(Saved data entries)
·····
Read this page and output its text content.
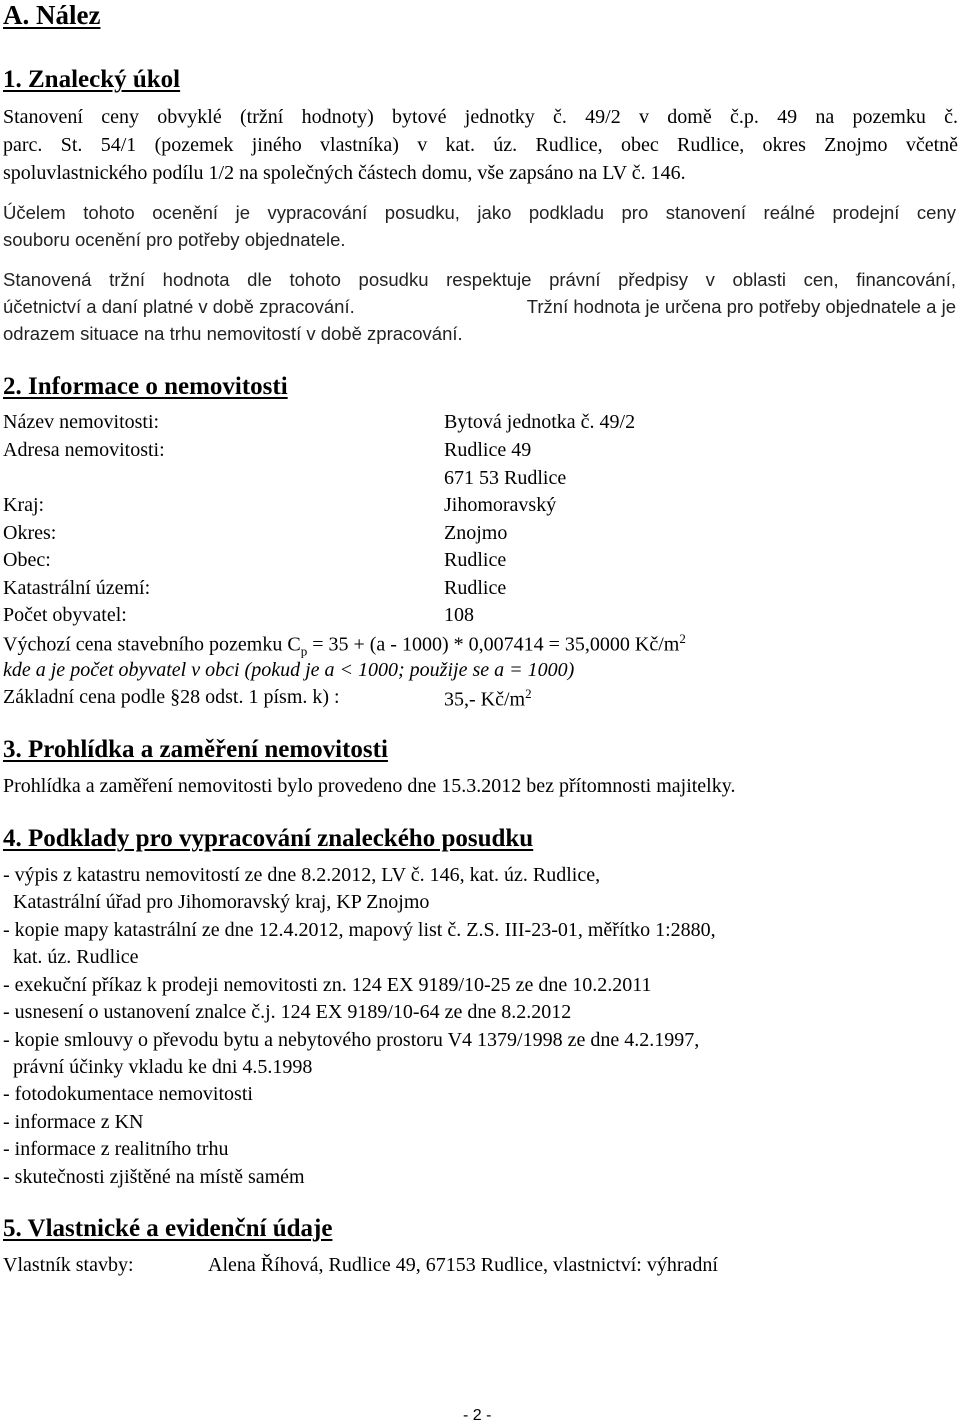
A. Nález
1. Znalecký úkol
Stanovení ceny obvyklé (tržní hodnoty) bytové jednotky č. 49/2 v domě č.p. 49 na pozemku č.
parc. St. 54/1 (pozemek jiného vlastníka) v kat. úz. Rudlice, obec Rudlice, okres Znojmo včetně
spoluvlastnického podílu 1/2 na společných částech domu, vše zapsáno na LV č. 146.
Účelem tohoto ocenění je vypracování posudku, jako podkladu pro stanovení reálné prodejní ceny
souboru ocenění pro potřeby objednatele.
Stanovená tržní hodnota dle tohoto posudku respektuje právní předpisy v oblasti cen, financování,
účetnictví a daní platné v době zpracování.	Tržní hodnota je určena pro potřeby objednatele a je
odrazem situace na trhu nemovitostí v době zpracování.
2. Informace o nemovitosti
Název nemovitosti:	Bytová jednotka č. 49/2
Adresa nemovitosti:	Rudlice 49
671 53 Rudlice
Kraj:	Jihomoravský
Okres:	Znojmo
Obec:	Rudlice
Katastrální území:	Rudlice
Počet obyvatel:	108
Výchozí cena stavebního pozemku $C_p = 35 + (a - 1000) * 0,007414 = 35,0000$ $Kč/m^2$
kde a je počet obyvatel v obci (pokud je a < 1000; použije se a = 1000)
Základní cena podle §28 odst. 1 písm. k) :	35,- $Kč/m^2$
3. Prohlídka a zaměření nemovitosti
Prohlídka a zaměření nemovitosti bylo provedeno dne 15.3.2012 bez přítomnosti majitelky.
4. Podklady pro vypracování znaleckého posudku
- výpis z katastru nemovitostí ze dne 8.2.2012, LV č. 146, kat. úz. Rudlice,
Katastrální úřad pro Jihomoravský kraj, KP Znojmo
- kopie mapy katastrální ze dne 12.4.2012, mapový list č. Z.S. III-23-01, měřítko 1:2880,
kat. úz. Rudlice
- exekuční příkaz k prodeji nemovitosti zn. 124 EX 9189/10-25 ze dne 10.2.2011
- usnesení o ustanovení znalce č.j. 124 EX 9189/10-64 ze dne 8.2.2012
- kopie smlouvy o převodu bytu a nebytového prostoru V4 1379/1998 ze dne 4.2.1997,
právní účinky vkladu ke dni 4.5.1998
- fotodokumentace nemovitosti
- informace z KN
- informace z realitního trhu
- skutečnosti zjištěné na místě samém
5. Vlastnické a evidenční údaje
Vlastník stavby:	Alena Říhová, Rudlice 49, 67153 Rudlice, vlastnictví: výhradní
- 2 -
·····
Look through the listing and extract every line with "posudku" in it.

Účelem tohoto ocenění je vypracování posudku, jako podkladu pro stanovení reálné prodejní ceny
Stanovená tržní hodnota dle tohoto posudku respektuje právní předpisy v oblasti cen, financování,
4. Podklady pro vypracování znaleckého posudku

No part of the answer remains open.